Saved entries:
· · · ·

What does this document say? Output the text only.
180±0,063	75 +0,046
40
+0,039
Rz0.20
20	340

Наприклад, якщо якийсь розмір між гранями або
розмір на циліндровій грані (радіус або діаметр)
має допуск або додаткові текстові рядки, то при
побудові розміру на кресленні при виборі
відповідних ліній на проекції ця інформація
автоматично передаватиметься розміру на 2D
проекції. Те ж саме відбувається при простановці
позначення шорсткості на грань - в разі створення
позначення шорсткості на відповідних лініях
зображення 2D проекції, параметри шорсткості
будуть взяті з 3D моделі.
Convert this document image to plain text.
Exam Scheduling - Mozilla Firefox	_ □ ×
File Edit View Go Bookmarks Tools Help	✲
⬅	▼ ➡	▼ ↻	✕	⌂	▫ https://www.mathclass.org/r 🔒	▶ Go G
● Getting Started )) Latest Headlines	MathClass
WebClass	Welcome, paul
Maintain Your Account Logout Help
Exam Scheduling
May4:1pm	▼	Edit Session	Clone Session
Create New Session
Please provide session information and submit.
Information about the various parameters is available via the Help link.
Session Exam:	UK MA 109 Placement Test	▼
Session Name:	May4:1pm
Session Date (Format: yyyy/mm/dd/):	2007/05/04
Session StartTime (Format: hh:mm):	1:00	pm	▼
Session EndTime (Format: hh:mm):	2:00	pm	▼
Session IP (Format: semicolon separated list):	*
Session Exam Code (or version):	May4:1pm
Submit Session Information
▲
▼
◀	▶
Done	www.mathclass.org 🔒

· · · ·

**DO THIS:** Set down, word for word, only the lines running from the line with "Convert this document image to plain text." to the last line of the listing above. Both of those lines belong in your answer.

**EXERCISE SOLUTION:**
Convert this document image to plain text.
Exam Scheduling - Mozilla Firefox	_ □ ×
File Edit View Go Bookmarks Tools Help	✲
⬅	▼ ➡	▼ ↻	✕	⌂	▫ https://www.mathclass.org/r 🔒	▶ Go G
● Getting Started )) Latest Headlines	MathClass
WebClass	Welcome, paul
Maintain Your Account Logout Help
Exam Scheduling
May4:1pm	▼	Edit Session	Clone Session
Create New Session
Please provide session information and submit.
Information about the various parameters is available via the Help link.
Session Exam:	UK MA 109 Placement Test	▼
Session Name:	May4:1pm
Session Date (Format: yyyy/mm/dd/):	2007/05/04
Session StartTime (Format: hh:mm):	1:00	pm	▼
Session EndTime (Format: hh:mm):	2:00	pm	▼
Session IP (Format: semicolon separated list):	*
Session Exam Code (or version):	May4:1pm
Submit Session Information
▲
▼
◀	▶
Done	www.mathclass.org 🔒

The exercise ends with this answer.